To do —
Lines containing the string "Results" are to be counted. Write only how many there are.

── Extracted entries

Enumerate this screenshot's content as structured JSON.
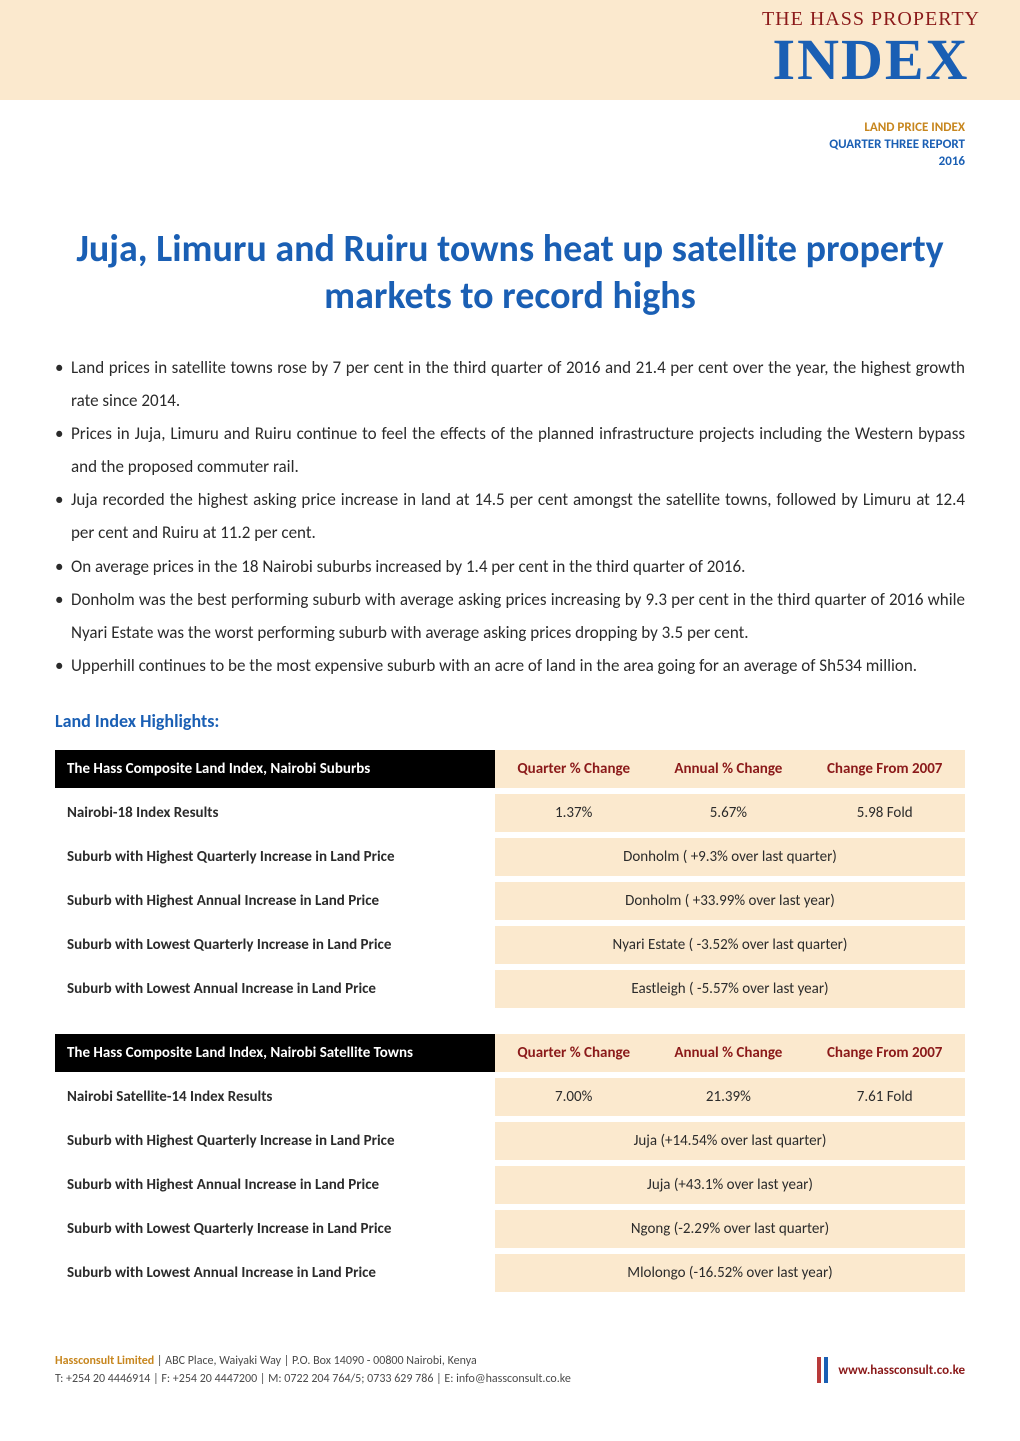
{
  "colors": {
    "cream": "#fbe9ce",
    "brand_blue": "#1a5fb4",
    "brand_red": "#8b1a1a",
    "accent_orange": "#c7861e",
    "text": "#2b2b2b",
    "black": "#000000",
    "white": "#ffffff"
  },
  "logo": {
    "top": "THE HASS PROPERTY",
    "bottom": "INDEX"
  },
  "meta": {
    "line1": "LAND PRICE INDEX",
    "line2": "QUARTER THREE REPORT",
    "line3": "2016"
  },
  "title": "Juja, Limuru and Ruiru towns heat up satellite property markets to record highs",
  "bullets": [
    "Land prices in satellite towns rose by 7 per cent in the third quarter of 2016 and 21.4 per cent over the year, the highest growth rate since 2014.",
    "Prices in Juja, Limuru and Ruiru continue to feel the effects of the planned infrastructure projects including the Western bypass and the proposed commuter rail.",
    "Juja recorded the highest asking price increase in land at 14.5 per cent amongst the satellite towns, followed by Limuru at 12.4 per cent and Ruiru at 11.2 per cent.",
    "On average prices in the 18 Nairobi suburbs increased by 1.4 per cent in the third quarter of 2016.",
    "Donholm was the best performing suburb with average asking prices increasing by 9.3 per cent in the third quarter of 2016 while Nyari Estate was the worst performing suburb with average asking prices dropping by 3.5 per cent.",
    "Upperhill continues to be the most expensive suburb with an acre of land in the area going for an average of Sh534 million."
  ],
  "highlights_heading": "Land Index Highlights:",
  "table1": {
    "header_left": "The Hass Composite Land Index, Nairobi Suburbs",
    "header_cols": [
      "Quarter % Change",
      "Annual % Change",
      "Change From 2007"
    ],
    "row1": {
      "label": "Nairobi-18 Index Results",
      "values": [
        "1.37%",
        "5.67%",
        "5.98 Fold"
      ]
    },
    "spanrows": [
      {
        "label": "Suburb with Highest Quarterly Increase in Land Price",
        "value": "Donholm ( +9.3% over last quarter)"
      },
      {
        "label": "Suburb with Highest Annual Increase in Land Price",
        "value": "Donholm ( +33.99% over last year)"
      },
      {
        "label": "Suburb with Lowest Quarterly Increase in Land Price",
        "value": "Nyari Estate ( -3.52% over last quarter)"
      },
      {
        "label": "Suburb with Lowest Annual Increase in Land Price",
        "value": "Eastleigh ( -5.57% over last year)"
      }
    ]
  },
  "table2": {
    "header_left": "The Hass Composite Land Index, Nairobi Satellite Towns",
    "header_cols": [
      "Quarter % Change",
      "Annual % Change",
      "Change From 2007"
    ],
    "row1": {
      "label": "Nairobi Satellite-14 Index Results",
      "values": [
        "7.00%",
        "21.39%",
        "7.61 Fold"
      ]
    },
    "spanrows": [
      {
        "label": "Suburb with Highest Quarterly Increase in Land Price",
        "value": "Juja (+14.54% over last quarter)"
      },
      {
        "label": "Suburb with Highest Annual Increase in Land Price",
        "value": "Juja (+43.1% over last year)"
      },
      {
        "label": "Suburb with Lowest Quarterly Increase in Land Price",
        "value": "Ngong (-2.29% over last quarter)"
      },
      {
        "label": "Suburb with Lowest Annual Increase in Land Price",
        "value": "Mlolongo (-16.52% over last year)"
      }
    ]
  },
  "footer": {
    "company": "Hassconsult Limited",
    "address": " | ABC Place, Waiyaki Way | P.O. Box 14090 - 00800 Nairobi, Kenya",
    "contacts": "T: +254 20 4446914 | F: +254 20 4447200 | M: 0722 204 764/5; 0733 629 786 | E: info@hassconsult.co.ke",
    "website": "www.hassconsult.co.ke"
  }
}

────

Task answer —
2